**TEXT BLOCK:**
Start of Block

All our customers have an online presence. A subset of these have higher demands when it comes to latency and reliability than others. Sometimes this is purely because of high amount of real end-user traffic - and sometimes it’s more malicious; A DDOS-attack.

In most OpenStack-configurations, you have the concept of «port security». This is a firewall enforced on the network interface of the virtual instance. It is also there to prevent a malicious self-service user from spoofing their IP or MAC-address. This is enforced using classic Linux iptables, which in turn use connection tracking tables.

In the event of high amounts of traffic, application bugs, DDOS, combinations of the above and what have you - the connection tracking tables can go full. When this happens, packets are being dropped - regardless of who are the recipient of the packet. You can increase their size, but you may only move the bottleneck; Your virtio-interrupt queues are saturated. You can increase the amount of queues, but your hypervisor is spending a lot of resources dealing with the network virtualization - it is clearly struggling.

You need something better. What if we somehow could remove one of the bottlenecks altogether, and make the other one significantly wider?

What we got to work with

We have quite a few hypervisors based on Intel S2600BPS blade servers. These come with a X722 network card - it has two SFP+ ports, and supports virtual function / SR-IOV. This allows a physical PCI device to be represented as virtual PCI devices - which again can be send down to a virtual instance with PCI Passthrough - bypassing the host OS entirely.

End of Block

**TASK INSTRUCTIONS:**
1 - According to the OpenStack networking text, what network card comes with the Intel S2600BPS blade servers?
2 - Please extend the OpenStack networking text from where it stops.

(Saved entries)

Start of Block

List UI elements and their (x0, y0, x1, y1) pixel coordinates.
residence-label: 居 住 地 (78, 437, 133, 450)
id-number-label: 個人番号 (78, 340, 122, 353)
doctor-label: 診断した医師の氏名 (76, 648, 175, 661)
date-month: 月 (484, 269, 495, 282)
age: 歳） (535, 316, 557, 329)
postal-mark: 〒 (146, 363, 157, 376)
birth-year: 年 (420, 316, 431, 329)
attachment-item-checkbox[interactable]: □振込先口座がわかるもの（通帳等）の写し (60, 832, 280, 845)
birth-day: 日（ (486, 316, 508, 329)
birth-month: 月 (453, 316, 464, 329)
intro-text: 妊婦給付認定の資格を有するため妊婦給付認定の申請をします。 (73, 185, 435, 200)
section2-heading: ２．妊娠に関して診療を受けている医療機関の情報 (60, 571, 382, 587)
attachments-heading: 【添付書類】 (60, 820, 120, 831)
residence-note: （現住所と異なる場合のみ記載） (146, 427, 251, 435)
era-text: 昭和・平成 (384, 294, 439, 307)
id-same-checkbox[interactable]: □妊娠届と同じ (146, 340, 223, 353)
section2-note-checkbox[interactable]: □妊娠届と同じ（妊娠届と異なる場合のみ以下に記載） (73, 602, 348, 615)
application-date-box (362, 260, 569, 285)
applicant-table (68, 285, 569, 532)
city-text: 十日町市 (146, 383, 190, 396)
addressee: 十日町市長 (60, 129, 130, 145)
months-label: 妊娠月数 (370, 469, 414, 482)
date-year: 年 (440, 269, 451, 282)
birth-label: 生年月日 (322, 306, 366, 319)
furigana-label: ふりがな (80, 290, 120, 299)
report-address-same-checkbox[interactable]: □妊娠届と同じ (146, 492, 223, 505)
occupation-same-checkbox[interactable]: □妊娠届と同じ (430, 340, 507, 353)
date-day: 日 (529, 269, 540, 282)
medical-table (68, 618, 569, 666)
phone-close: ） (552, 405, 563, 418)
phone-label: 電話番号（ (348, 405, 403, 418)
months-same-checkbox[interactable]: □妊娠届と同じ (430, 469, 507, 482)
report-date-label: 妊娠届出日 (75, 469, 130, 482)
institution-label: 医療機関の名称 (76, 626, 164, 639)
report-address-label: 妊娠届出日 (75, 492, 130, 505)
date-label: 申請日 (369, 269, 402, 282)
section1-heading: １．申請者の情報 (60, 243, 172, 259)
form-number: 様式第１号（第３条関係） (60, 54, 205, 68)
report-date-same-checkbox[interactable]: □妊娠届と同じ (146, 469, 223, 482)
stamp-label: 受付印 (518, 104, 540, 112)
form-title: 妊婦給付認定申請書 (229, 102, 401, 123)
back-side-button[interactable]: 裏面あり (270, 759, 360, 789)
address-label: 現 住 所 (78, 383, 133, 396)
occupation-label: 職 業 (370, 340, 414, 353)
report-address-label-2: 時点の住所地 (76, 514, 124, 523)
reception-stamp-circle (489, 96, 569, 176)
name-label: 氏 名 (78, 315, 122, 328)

End of Block

**RESPONSES TO THE EXERCISE:**
1 - An X722 network card with two SFP+ ports.

2 -
Our hypervisors use LACP-bonding in an attempt to get the most bandwidth we can from our network.

NOTE: Different network card vendors got different ways to approach this problem. The solution posed for Intel NICs are kind of a hack - but it’s an effective hack. Mellanox hardware behave very differently, and this article may be of less relevance (although the advantages of SR-IOV should be the same).

How to prepare things

We set this up mostly according to the SR-IOV documentation from OpenStack’s website. However, for the bonding to work - we need to add some trickery.

Assuming you have a compute node with one dual port NIC - one port present as eth0, and the other as eth1 - you need to ensure that VFs passed from them are mapped to separate networks. Why is that? Well - when using SR-IOV, we need some way to ensure that the two ports we attach to the VMs are mapped to the two different network ports of the physical network card. And we do this by mapping one of the ports to physnet2, and the other port to physnet3 - assuming physnet1 is already in use for ordinary provider networks.

Neutron server / Nova Scheduler

Ensure that the VLAN ranges are added and appropriately mapped to the correct physnets:

network_vlan_ranges = physnet1:100:2999,physnet2:100:2999,physnet3:100:2999

The compute node

The SR-IOV Agent needs the mappings added in sriov_agent.ini:

physical_device_mappings = physnet2:eth0,physnet3:eth1

The Nova compute agent needs to have these devices whitelisted in nova.conf:

passthrough_whitelist={"devname":"eth0","physical_network":"physnet2"}
passthrough_whitelist={"devname":"eth1","physical_network":"physnet3"}

You also need to ensure that VFs are created from both eth0 and eth1.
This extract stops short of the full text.